[TASK DESCRIPTION] Set down, in full, every record in the block.

[Saved data entries]
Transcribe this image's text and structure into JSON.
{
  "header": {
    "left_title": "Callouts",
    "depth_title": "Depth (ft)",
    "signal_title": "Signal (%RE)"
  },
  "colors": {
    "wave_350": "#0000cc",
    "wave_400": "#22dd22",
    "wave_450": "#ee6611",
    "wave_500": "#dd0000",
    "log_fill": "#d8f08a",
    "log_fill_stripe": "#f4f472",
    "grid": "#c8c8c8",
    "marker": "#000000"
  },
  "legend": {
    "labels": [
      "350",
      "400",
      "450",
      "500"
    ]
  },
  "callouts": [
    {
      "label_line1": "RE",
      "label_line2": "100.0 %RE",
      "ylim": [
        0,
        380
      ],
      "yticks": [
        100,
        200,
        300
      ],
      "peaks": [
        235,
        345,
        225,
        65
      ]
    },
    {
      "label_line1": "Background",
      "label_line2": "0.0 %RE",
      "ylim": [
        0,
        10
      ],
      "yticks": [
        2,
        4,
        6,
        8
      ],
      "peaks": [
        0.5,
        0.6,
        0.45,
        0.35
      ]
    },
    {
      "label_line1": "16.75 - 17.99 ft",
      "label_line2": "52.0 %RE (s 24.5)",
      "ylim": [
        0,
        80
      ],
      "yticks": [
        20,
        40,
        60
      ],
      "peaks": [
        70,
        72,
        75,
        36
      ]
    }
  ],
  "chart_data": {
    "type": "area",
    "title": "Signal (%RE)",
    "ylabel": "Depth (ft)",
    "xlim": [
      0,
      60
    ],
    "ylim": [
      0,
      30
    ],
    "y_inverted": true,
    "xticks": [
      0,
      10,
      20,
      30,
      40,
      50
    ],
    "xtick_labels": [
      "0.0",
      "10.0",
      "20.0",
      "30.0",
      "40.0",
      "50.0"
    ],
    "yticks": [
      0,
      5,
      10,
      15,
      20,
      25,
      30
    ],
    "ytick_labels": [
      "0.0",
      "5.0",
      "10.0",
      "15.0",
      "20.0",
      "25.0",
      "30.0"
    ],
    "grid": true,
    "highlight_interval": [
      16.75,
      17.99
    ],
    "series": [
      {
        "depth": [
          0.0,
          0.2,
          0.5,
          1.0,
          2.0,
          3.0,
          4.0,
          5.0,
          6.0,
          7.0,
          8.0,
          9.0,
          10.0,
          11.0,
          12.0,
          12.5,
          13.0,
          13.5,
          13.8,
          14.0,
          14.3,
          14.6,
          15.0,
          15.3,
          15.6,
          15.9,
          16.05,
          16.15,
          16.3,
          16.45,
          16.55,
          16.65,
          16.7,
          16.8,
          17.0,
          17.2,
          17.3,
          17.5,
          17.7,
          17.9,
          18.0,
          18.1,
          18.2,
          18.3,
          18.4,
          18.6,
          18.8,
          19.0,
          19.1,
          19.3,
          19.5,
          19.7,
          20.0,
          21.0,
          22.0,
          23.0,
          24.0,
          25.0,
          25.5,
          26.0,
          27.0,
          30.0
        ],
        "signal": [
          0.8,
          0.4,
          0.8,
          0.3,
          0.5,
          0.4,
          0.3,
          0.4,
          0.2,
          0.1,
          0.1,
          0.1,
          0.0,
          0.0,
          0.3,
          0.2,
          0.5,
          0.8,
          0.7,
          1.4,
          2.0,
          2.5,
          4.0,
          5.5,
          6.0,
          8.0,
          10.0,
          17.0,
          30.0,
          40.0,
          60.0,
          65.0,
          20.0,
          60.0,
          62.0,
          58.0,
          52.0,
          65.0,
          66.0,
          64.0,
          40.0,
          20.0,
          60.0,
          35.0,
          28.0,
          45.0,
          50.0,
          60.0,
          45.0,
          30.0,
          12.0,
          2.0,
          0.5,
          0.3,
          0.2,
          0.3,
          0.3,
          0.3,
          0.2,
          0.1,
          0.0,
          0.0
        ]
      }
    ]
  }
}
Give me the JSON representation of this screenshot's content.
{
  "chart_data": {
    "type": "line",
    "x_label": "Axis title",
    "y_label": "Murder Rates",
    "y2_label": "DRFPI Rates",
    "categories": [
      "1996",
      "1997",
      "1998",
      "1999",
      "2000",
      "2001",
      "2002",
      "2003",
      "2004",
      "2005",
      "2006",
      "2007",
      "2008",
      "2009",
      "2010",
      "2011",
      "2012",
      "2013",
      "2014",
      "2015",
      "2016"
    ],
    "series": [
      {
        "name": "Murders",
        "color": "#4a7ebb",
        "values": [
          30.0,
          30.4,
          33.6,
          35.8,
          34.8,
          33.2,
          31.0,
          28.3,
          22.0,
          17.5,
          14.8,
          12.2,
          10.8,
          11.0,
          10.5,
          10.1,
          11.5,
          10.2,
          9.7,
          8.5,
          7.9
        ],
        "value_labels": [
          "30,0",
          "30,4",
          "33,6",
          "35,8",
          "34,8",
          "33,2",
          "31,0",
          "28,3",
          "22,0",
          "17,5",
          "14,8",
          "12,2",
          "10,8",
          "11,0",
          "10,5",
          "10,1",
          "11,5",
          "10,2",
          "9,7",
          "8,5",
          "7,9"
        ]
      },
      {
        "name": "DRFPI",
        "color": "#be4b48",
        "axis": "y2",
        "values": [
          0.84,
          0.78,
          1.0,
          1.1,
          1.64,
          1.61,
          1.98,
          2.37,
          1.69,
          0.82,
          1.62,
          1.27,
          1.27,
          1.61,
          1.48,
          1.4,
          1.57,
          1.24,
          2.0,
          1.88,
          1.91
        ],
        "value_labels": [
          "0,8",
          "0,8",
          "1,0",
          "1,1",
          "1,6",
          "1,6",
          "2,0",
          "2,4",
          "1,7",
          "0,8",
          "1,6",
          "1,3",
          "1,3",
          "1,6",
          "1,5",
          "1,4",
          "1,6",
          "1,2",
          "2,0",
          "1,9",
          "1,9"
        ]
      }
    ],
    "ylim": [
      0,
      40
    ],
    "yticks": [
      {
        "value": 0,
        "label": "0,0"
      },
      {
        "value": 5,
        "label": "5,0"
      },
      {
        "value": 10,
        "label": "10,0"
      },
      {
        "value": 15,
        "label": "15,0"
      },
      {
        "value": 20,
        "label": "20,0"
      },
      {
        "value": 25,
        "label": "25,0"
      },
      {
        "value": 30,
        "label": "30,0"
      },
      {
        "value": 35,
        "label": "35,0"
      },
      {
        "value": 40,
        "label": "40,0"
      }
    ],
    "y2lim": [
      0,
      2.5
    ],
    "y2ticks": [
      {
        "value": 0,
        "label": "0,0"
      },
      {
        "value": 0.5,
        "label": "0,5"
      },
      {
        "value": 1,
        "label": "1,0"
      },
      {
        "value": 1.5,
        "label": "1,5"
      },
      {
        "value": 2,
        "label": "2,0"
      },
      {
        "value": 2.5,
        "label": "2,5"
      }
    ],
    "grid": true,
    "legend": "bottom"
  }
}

[FULL OUTPUT]
Transcribe this image's text and structure into JSON.
{
  "header": {
    "left_title": "Callouts",
    "depth_title": "Depth (ft)",
    "signal_title": "Signal (%RE)"
  },
  "colors": {
    "wave_350": "#0000cc",
    "wave_400": "#22dd22",
    "wave_450": "#ee6611",
    "wave_500": "#dd0000",
    "log_fill": "#d8f08a",
    "log_fill_stripe": "#f4f472",
    "grid": "#c8c8c8",
    "marker": "#000000"
  },
  "legend": {
    "labels": [
      "350",
      "400",
      "450",
      "500"
    ]
  },
  "callouts": [
    {
      "label_line1": "RE",
      "label_line2": "100.0 %RE",
      "ylim": [
        0,
        380
      ],
      "yticks": [
        100,
        200,
        300
      ],
      "peaks": [
        235,
        345,
        225,
        65
      ]
    },
    {
      "label_line1": "Background",
      "label_line2": "0.0 %RE",
      "ylim": [
        0,
        10
      ],
      "yticks": [
        2,
        4,
        6,
        8
      ],
      "peaks": [
        0.5,
        0.6,
        0.45,
        0.35
      ]
    },
    {
      "label_line1": "16.75 - 17.99 ft",
      "label_line2": "52.0 %RE (s 24.5)",
      "ylim": [
        0,
        80
      ],
      "yticks": [
        20,
        40,
        60
      ],
      "peaks": [
        70,
        72,
        75,
        36
      ]
    }
  ],
  "chart_data": {
    "type": "area",
    "title": "Signal (%RE)",
    "ylabel": "Depth (ft)",
    "xlim": [
      0,
      60
    ],
    "ylim": [
      0,
      30
    ],
    "y_inverted": true,
    "xticks": [
      0,
      10,
      20,
      30,
      40,
      50
    ],
    "xtick_labels": [
      "0.0",
      "10.0",
      "20.0",
      "30.0",
      "40.0",
      "50.0"
    ],
    "yticks": [
      0,
      5,
      10,
      15,
      20,
      25,
      30
    ],
    "ytick_labels": [
      "0.0",
      "5.0",
      "10.0",
      "15.0",
      "20.0",
      "25.0",
      "30.0"
    ],
    "grid": true,
    "highlight_interval": [
      16.75,
      17.99
    ],
    "series": [
      {
        "depth": [
          0.0,
          0.2,
          0.5,
          1.0,
          2.0,
          3.0,
          4.0,
          5.0,
          6.0,
          7.0,
          8.0,
          9.0,
          10.0,
          11.0,
          12.0,
          12.5,
          13.0,
          13.5,
          13.8,
          14.0,
          14.3,
          14.6,
          15.0,
          15.3,
          15.6,
          15.9,
          16.05,
          16.15,
          16.3,
          16.45,
          16.55,
          16.65,
          16.7,
          16.8,
          17.0,
          17.2,
          17.3,
          17.5,
          17.7,
          17.9,
          18.0,
          18.1,
          18.2,
          18.3,
          18.4,
          18.6,
          18.8,
          19.0,
          19.1,
          19.3,
          19.5,
          19.7,
          20.0,
          21.0,
          22.0,
          23.0,
          24.0,
          25.0,
          25.5,
          26.0,
          27.0,
          30.0
        ],
        "signal": [
          0.8,
          0.4,
          0.8,
          0.3,
          0.5,
          0.4,
          0.3,
          0.4,
          0.2,
          0.1,
          0.1,
          0.1,
          0.0,
          0.0,
          0.3,
          0.2,
          0.5,
          0.8,
          0.7,
          1.4,
          2.0,
          2.5,
          4.0,
          5.5,
          6.0,
          8.0,
          10.0,
          17.0,
          30.0,
          40.0,
          60.0,
          65.0,
          20.0,
          60.0,
          62.0,
          58.0,
          52.0,
          65.0,
          66.0,
          64.0,
          40.0,
          20.0,
          60.0,
          35.0,
          28.0,
          45.0,
          50.0,
          60.0,
          45.0,
          30.0,
          12.0,
          2.0,
          0.5,
          0.3,
          0.2,
          0.3,
          0.3,
          0.3,
          0.2,
          0.1,
          0.0,
          0.0
        ]
      }
    ]
  }
}
Give me the JSON representation of this screenshot's content.
{
  "chart_data": {
    "type": "line",
    "x_label": "Axis title",
    "y_label": "Murder Rates",
    "y2_label": "DRFPI Rates",
    "categories": [
      "1996",
      "1997",
      "1998",
      "1999",
      "2000",
      "2001",
      "2002",
      "2003",
      "2004",
      "2005",
      "2006",
      "2007",
      "2008",
      "2009",
      "2010",
      "2011",
      "2012",
      "2013",
      "2014",
      "2015",
      "2016"
    ],
    "series": [
      {
        "name": "Murders",
        "color": "#4a7ebb",
        "values": [
          30.0,
          30.4,
          33.6,
          35.8,
          34.8,
          33.2,
          31.0,
          28.3,
          22.0,
          17.5,
          14.8,
          12.2,
          10.8,
          11.0,
          10.5,
          10.1,
          11.5,
          10.2,
          9.7,
          8.5,
          7.9
        ],
        "value_labels": [
          "30,0",
          "30,4",
          "33,6",
          "35,8",
          "34,8",
          "33,2",
          "31,0",
          "28,3",
          "22,0",
          "17,5",
          "14,8",
          "12,2",
          "10,8",
          "11,0",
          "10,5",
          "10,1",
          "11,5",
          "10,2",
          "9,7",
          "8,5",
          "7,9"
        ]
      },
      {
        "name": "DRFPI",
        "color": "#be4b48",
        "axis": "y2",
        "values": [
          0.84,
          0.78,
          1.0,
          1.1,
          1.64,
          1.61,
          1.98,
          2.37,
          1.69,
          0.82,
          1.62,
          1.27,
          1.27,
          1.61,
          1.48,
          1.4,
          1.57,
          1.24,
          2.0,
          1.88,
          1.91
        ],
        "value_labels": [
          "0,8",
          "0,8",
          "1,0",
          "1,1",
          "1,6",
          "1,6",
          "2,0",
          "2,4",
          "1,7",
          "0,8",
          "1,6",
          "1,3",
          "1,3",
          "1,6",
          "1,5",
          "1,4",
          "1,6",
          "1,2",
          "2,0",
          "1,9",
          "1,9"
        ]
      }
    ],
    "ylim": [
      0,
      40
    ],
    "yticks": [
      {
        "value": 0,
        "label": "0,0"
      },
      {
        "value": 5,
        "label": "5,0"
      },
      {
        "value": 10,
        "label": "10,0"
      },
      {
        "value": 15,
        "label": "15,0"
      },
      {
        "value": 20,
        "label": "20,0"
      },
      {
        "value": 25,
        "label": "25,0"
      },
      {
        "value": 30,
        "label": "30,0"
      },
      {
        "value": 35,
        "label": "35,0"
      },
      {
        "value": 40,
        "label": "40,0"
      }
    ],
    "y2lim": [
      0,
      2.5
    ],
    "y2ticks": [
      {
        "value": 0,
        "label": "0,0"
      },
      {
        "value": 0.5,
        "label": "0,5"
      },
      {
        "value": 1,
        "label": "1,0"
      },
      {
        "value": 1.5,
        "label": "1,5"
      },
      {
        "value": 2,
        "label": "2,0"
      },
      {
        "value": 2.5,
        "label": "2,5"
      }
    ],
    "grid": true,
    "legend": "bottom"
  }
}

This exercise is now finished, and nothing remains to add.